- ENTRIES PROVIDED
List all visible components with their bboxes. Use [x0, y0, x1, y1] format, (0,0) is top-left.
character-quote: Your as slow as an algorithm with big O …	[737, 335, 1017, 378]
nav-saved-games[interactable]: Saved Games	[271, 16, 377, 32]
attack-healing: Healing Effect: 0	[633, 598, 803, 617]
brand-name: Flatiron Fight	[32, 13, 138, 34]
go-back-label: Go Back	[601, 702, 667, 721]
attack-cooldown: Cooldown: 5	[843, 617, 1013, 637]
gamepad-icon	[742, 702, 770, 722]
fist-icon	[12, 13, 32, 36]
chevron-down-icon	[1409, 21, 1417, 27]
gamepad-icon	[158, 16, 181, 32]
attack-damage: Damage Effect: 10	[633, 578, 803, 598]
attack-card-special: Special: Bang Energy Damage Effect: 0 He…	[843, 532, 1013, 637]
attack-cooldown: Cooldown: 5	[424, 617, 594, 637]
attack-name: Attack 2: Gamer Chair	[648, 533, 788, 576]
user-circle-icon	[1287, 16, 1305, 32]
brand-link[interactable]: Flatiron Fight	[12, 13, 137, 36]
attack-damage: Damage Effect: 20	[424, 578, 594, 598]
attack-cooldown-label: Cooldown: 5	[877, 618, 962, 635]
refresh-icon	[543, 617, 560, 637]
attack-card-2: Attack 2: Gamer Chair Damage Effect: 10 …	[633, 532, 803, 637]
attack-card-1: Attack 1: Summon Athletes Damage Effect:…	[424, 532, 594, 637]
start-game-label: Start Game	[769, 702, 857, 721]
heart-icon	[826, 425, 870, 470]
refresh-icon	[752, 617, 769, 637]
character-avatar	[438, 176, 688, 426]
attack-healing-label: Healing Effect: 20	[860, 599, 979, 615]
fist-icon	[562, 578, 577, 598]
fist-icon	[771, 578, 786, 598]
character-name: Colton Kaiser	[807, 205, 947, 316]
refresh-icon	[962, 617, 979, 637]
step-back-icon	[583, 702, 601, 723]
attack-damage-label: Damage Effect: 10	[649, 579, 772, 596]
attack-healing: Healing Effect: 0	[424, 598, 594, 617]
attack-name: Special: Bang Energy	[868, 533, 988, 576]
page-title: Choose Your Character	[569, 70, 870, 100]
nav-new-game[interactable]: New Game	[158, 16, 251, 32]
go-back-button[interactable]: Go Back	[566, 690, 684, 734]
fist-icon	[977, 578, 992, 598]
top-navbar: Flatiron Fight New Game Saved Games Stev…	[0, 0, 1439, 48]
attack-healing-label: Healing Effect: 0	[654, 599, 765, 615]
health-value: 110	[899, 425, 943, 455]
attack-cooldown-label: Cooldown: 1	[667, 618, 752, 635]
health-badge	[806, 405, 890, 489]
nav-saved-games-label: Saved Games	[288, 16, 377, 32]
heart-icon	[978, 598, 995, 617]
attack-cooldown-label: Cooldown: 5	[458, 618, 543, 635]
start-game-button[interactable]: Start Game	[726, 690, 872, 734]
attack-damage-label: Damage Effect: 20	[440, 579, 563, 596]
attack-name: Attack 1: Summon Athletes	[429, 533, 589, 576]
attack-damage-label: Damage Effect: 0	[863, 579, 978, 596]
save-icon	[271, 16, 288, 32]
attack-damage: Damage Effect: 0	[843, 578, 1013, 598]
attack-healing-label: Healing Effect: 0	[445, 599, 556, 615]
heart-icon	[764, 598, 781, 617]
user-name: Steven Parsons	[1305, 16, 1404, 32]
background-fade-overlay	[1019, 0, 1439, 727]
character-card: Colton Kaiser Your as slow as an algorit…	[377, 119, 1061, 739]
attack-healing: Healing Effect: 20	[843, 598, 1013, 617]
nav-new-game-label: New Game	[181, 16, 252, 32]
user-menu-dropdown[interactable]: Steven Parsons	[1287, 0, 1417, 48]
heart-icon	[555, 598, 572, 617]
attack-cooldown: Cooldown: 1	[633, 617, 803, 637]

- PROMPT
Please reproduce every one of the rows above line for line, with no changes.

- CORRECT RESULT
List all visible components with their bboxes. Use [x0, y0, x1, y1] format, (0,0) is top-left.
character-quote: Your as slow as an algorithm with big O …	[737, 335, 1017, 378]
nav-saved-games[interactable]: Saved Games	[271, 16, 377, 32]
attack-healing: Healing Effect: 0	[633, 598, 803, 617]
brand-name: Flatiron Fight	[32, 13, 138, 34]
go-back-label: Go Back	[601, 702, 667, 721]
attack-cooldown: Cooldown: 5	[843, 617, 1013, 637]
gamepad-icon	[742, 702, 770, 722]
fist-icon	[12, 13, 32, 36]
chevron-down-icon	[1409, 21, 1417, 27]
gamepad-icon	[158, 16, 181, 32]
attack-damage: Damage Effect: 10	[633, 578, 803, 598]
attack-card-special: Special: Bang Energy Damage Effect: 0 He…	[843, 532, 1013, 637]
attack-cooldown: Cooldown: 5	[424, 617, 594, 637]
attack-name: Attack 2: Gamer Chair	[648, 533, 788, 576]
user-circle-icon	[1287, 16, 1305, 32]
brand-link[interactable]: Flatiron Fight	[12, 13, 137, 36]
attack-damage: Damage Effect: 20	[424, 578, 594, 598]
attack-cooldown-label: Cooldown: 5	[877, 618, 962, 635]
refresh-icon	[543, 617, 560, 637]
attack-card-2: Attack 2: Gamer Chair Damage Effect: 10 …	[633, 532, 803, 637]
attack-card-1: Attack 1: Summon Athletes Damage Effect:…	[424, 532, 594, 637]
start-game-label: Start Game	[769, 702, 857, 721]
heart-icon	[826, 425, 870, 470]
refresh-icon	[752, 617, 769, 637]
character-avatar	[438, 176, 688, 426]
attack-healing-label: Healing Effect: 20	[860, 599, 979, 615]
fist-icon	[562, 578, 577, 598]
fist-icon	[771, 578, 786, 598]
character-name: Colton Kaiser	[807, 205, 947, 316]
refresh-icon	[962, 617, 979, 637]
step-back-icon	[583, 702, 601, 723]
attack-damage-label: Damage Effect: 10	[649, 579, 772, 596]
attack-healing: Healing Effect: 0	[424, 598, 594, 617]
attack-name: Special: Bang Energy	[868, 533, 988, 576]
page-title: Choose Your Character	[569, 70, 870, 100]
nav-new-game[interactable]: New Game	[158, 16, 251, 32]
go-back-button[interactable]: Go Back	[566, 690, 684, 734]
fist-icon	[977, 578, 992, 598]
top-navbar: Flatiron Fight New Game Saved Games Stev…	[0, 0, 1439, 48]
attack-healing-label: Healing Effect: 0	[654, 599, 765, 615]
health-value: 110	[899, 425, 943, 455]
attack-cooldown-label: Cooldown: 1	[667, 618, 752, 635]
health-badge	[806, 405, 890, 489]
nav-saved-games-label: Saved Games	[288, 16, 377, 32]
heart-icon	[978, 598, 995, 617]
attack-cooldown-label: Cooldown: 5	[458, 618, 543, 635]
start-game-button[interactable]: Start Game	[726, 690, 872, 734]
attack-damage-label: Damage Effect: 20	[440, 579, 563, 596]
attack-name: Attack 1: Summon Athletes	[429, 533, 589, 576]
attack-damage-label: Damage Effect: 0	[863, 579, 978, 596]
save-icon	[271, 16, 288, 32]
attack-damage: Damage Effect: 0	[843, 578, 1013, 598]
attack-healing-label: Healing Effect: 0	[445, 599, 556, 615]
heart-icon	[764, 598, 781, 617]
user-name: Steven Parsons	[1305, 16, 1404, 32]
background-fade-overlay	[1019, 0, 1439, 727]
character-card: Colton Kaiser Your as slow as an algorit…	[377, 119, 1061, 739]
attack-healing: Healing Effect: 20	[843, 598, 1013, 617]
nav-new-game-label: New Game	[181, 16, 252, 32]
user-menu-dropdown[interactable]: Steven Parsons	[1287, 0, 1417, 48]
heart-icon	[555, 598, 572, 617]
attack-cooldown: Cooldown: 1	[633, 617, 803, 637]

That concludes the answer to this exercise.